● Polecenie 1
Który numer odcinka podcastu podaje wyodrębniony tekst?
● Polecenie 2
Zaktualizuj fragment wyodrębnionego tekstu od „Licensed under Creative” do „do tego przejdziemy.”, zamieniając „podcastu” na „audycji”, i przytocz go w całości.
● Polecenie 3
Oceń, czy poniższe stwierdzenia zgadzają się z wyodrębnionym tekstem. Przy każdym odpowiedz „tak” lub „nie” i zacytuj rozstrzygające słowa tekstu.
(a) Transkrypcję przygotował serwis pomocdlafirmy.pl.
(b) Autorką utworu „Past Sadness” jest Katarzyna Pilarska.
(c) Odcinek kontynuuje temat z poprzednich trzech odcinków.

137: Ze mną nie był gotowy, a z nią wziął ślub
Czy zdarzyło Ci się usłyszeć, że „to nie czas na poważny związek” – tylko po to, by dowiedzieć się, że niedługo potem Twój były partner wziął ślub z kimś innym? W tym odcinku rozmawiamy o mechanizmach, które stoją za takimi sytuacjami. Czy rzeczywiście chodziło o „brak gotowości”, czy może problem leżał gdzie indziej?
Kurs „Emocje to kompas”:
https://pokojwglowie.pl/kurs-emocje-to-kompas/
Opowiada: Kasia Iwaszczuk-Pudzianowska, psycholożka
Montaż: Katarzyna Pilarska, Polskie Radio S.A. (w likwidacji)
Transkrypcja: pomocdlafirmy.pl
W materiale użyto fragmentów utworu „Past Sadness” Kevin MacLeod (incompetech.com)
Licensed under Creative Commons: By Attribution 4.0 License
http://creativecommons.org/licenses/by/4.0/
137: Ze mną nie był gotowy, a z nią wziął ślub
Witam w 137. odcinku podcastu „Pokój w głowie”. Tym razem chciałabym nieco kontynuować temat z poprzednich dwóch odcinków, o domykaniu relacji, o odpuszczaniu sobie relacji, a mianowicie idąc w taką stronę, że jak sobie odpuścić kogoś, domknąć historię i poradzić sobie ze swoimi uczuciami, jeśli ten ktoś odszedł i w dodatku zaraz stworzył związek z inną, założył rodzinę, wziął ślub. A ze mną tego nie mógł zrobić. Jak mam sobie to wyjaśnić? Bo nie wyjaśnię sobie tego w ten sposób, że on nie był gotowy na związek. Prawda? Bo ten argument jest nieprawdziwy, niewiarygodny w takiej sytuacji. I zaraz do tego przejdziemy.
Ludzie muszą do siebie pasować
Dostałam taką wiadomość po ostatnich odcinkach: „Kasiu, czy mogłabyś jeszcze rozwinąć poprzedni odcinek o złości i opowiedzieć, dlaczego ci wszyscy, niegotowi i bojący się bliskości, faceci zaraz po rozstaniu z nami, okazują się gotowi, żeby zostać mężami i ojcami dzieci kogoś innego? Jeśli taki schemat wielokrotnie się powtarza, to może jednak chodzi o nas, a nie o brak gotowości mężczyzn”.

● Materiał
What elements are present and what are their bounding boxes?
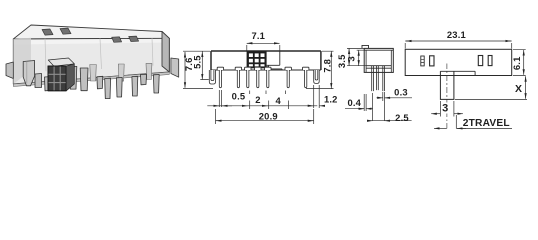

● Oczekiwany wynik 1
To 137. odcinek podcastu „Pokój w głowie”.

● Oczekiwany wynik 2
Licensed under Creative Commons: By Attribution 4.0 License
http://creativecommons.org/licenses/by/4.0/
137: Ze mną nie był gotowy, a z nią wziął ślub
Witam w 137. odcinku audycji „Pokój w głowie”. Tym razem chciałabym nieco kontynuować temat z poprzednich dwóch odcinków, o domykaniu relacji, o odpuszczaniu sobie relacji, a mianowicie idąc w taką stronę, że jak sobie odpuścić kogoś, domknąć historię i poradzić sobie ze swoimi uczuciami, jeśli ten ktoś odszedł i w dodatku zaraz stworzył związek z inną, założył rodzinę, wziął ślub. A ze mną tego nie mógł zrobić. Jak mam sobie to wyjaśnić? Bo nie wyjaśnię sobie tego w ten sposób, że on nie był gotowy na związek. Prawda? Bo ten argument jest nieprawdziwy, niewiarygodny w takiej sytuacji. I zaraz do tego przejdziemy.

● Oczekiwany wynik 3
(a) Tak: „Transkrypcja: pomocdlafirmy.pl”.
(b) Nie: „„Past Sadness” Kevin MacLeod (incompetech.com)”.
(c) Nie: „kontynuować temat z poprzednich dwóch odcinków”.